Collected data entries
<<<<

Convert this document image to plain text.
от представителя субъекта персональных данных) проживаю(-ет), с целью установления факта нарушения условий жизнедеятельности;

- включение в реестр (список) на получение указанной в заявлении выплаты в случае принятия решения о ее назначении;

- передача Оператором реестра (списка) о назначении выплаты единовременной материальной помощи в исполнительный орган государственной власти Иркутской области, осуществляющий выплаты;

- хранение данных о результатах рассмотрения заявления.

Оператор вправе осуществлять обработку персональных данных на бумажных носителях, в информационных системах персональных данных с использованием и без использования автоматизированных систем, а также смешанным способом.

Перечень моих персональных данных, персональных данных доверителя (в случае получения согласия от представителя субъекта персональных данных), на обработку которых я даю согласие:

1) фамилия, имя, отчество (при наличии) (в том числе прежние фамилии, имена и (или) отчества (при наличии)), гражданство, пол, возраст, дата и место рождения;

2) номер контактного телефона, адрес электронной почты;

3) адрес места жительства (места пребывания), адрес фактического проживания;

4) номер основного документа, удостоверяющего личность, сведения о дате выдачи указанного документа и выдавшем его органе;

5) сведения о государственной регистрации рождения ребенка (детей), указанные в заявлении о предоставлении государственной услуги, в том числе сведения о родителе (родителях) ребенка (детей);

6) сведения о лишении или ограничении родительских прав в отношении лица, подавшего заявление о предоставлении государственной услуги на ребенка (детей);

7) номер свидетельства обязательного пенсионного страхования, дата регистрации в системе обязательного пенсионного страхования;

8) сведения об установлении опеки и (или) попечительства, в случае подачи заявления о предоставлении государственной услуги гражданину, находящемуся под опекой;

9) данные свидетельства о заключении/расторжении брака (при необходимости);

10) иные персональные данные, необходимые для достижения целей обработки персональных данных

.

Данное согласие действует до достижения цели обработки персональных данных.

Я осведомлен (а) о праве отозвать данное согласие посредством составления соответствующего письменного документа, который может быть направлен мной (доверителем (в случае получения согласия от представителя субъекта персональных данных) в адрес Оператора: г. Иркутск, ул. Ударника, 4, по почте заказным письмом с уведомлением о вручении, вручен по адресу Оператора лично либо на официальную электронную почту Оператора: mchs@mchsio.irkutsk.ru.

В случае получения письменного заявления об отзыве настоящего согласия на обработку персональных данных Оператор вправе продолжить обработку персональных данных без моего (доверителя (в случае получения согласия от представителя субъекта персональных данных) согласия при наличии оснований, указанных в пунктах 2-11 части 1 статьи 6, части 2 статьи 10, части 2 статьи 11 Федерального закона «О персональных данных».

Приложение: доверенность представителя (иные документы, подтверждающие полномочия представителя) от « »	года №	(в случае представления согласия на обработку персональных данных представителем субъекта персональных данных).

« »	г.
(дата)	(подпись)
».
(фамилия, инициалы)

>>>>

(SET TASK):
Reproduce the data in full, exactly as presented.

(FINAL RESULT):
Convert this document image to plain text.
от представителя субъекта персональных данных) проживаю(-ет), с целью установления факта нарушения условий жизнедеятельности;

- включение в реестр (список) на получение указанной в заявлении выплаты в случае принятия решения о ее назначении;

- передача Оператором реестра (списка) о назначении выплаты единовременной материальной помощи в исполнительный орган государственной власти Иркутской области, осуществляющий выплаты;

- хранение данных о результатах рассмотрения заявления.

Оператор вправе осуществлять обработку персональных данных на бумажных носителях, в информационных системах персональных данных с использованием и без использования автоматизированных систем, а также смешанным способом.

Перечень моих персональных данных, персональных данных доверителя (в случае получения согласия от представителя субъекта персональных данных), на обработку которых я даю согласие:

1) фамилия, имя, отчество (при наличии) (в том числе прежние фамилии, имена и (или) отчества (при наличии)), гражданство, пол, возраст, дата и место рождения;

2) номер контактного телефона, адрес электронной почты;

3) адрес места жительства (места пребывания), адрес фактического проживания;

4) номер основного документа, удостоверяющего личность, сведения о дате выдачи указанного документа и выдавшем его органе;

5) сведения о государственной регистрации рождения ребенка (детей), указанные в заявлении о предоставлении государственной услуги, в том числе сведения о родителе (родителях) ребенка (детей);

6) сведения о лишении или ограничении родительских прав в отношении лица, подавшего заявление о предоставлении государственной услуги на ребенка (детей);

7) номер свидетельства обязательного пенсионного страхования, дата регистрации в системе обязательного пенсионного страхования;

8) сведения об установлении опеки и (или) попечительства, в случае подачи заявления о предоставлении государственной услуги гражданину, находящемуся под опекой;

9) данные свидетельства о заключении/расторжении брака (при необходимости);

10) иные персональные данные, необходимые для достижения целей обработки персональных данных

.

Данное согласие действует до достижения цели обработки персональных данных.

Я осведомлен (а) о праве отозвать данное согласие посредством составления соответствующего письменного документа, который может быть направлен мной (доверителем (в случае получения согласия от представителя субъекта персональных данных) в адрес Оператора: г. Иркутск, ул. Ударника, 4, по почте заказным письмом с уведомлением о вручении, вручен по адресу Оператора лично либо на официальную электронную почту Оператора: mchs@mchsio.irkutsk.ru.

В случае получения письменного заявления об отзыве настоящего согласия на обработку персональных данных Оператор вправе продолжить обработку персональных данных без моего (доверителя (в случае получения согласия от представителя субъекта персональных данных) согласия при наличии оснований, указанных в пунктах 2-11 части 1 статьи 6, части 2 статьи 10, части 2 статьи 11 Федерального закона «О персональных данных».

Приложение: доверенность представителя (иные документы, подтверждающие полномочия представителя) от « »	года №	(в случае представления согласия на обработку персональных данных представителем субъекта персональных данных).

« »	г.
(дата)	(подпись)
».
(фамилия, инициалы)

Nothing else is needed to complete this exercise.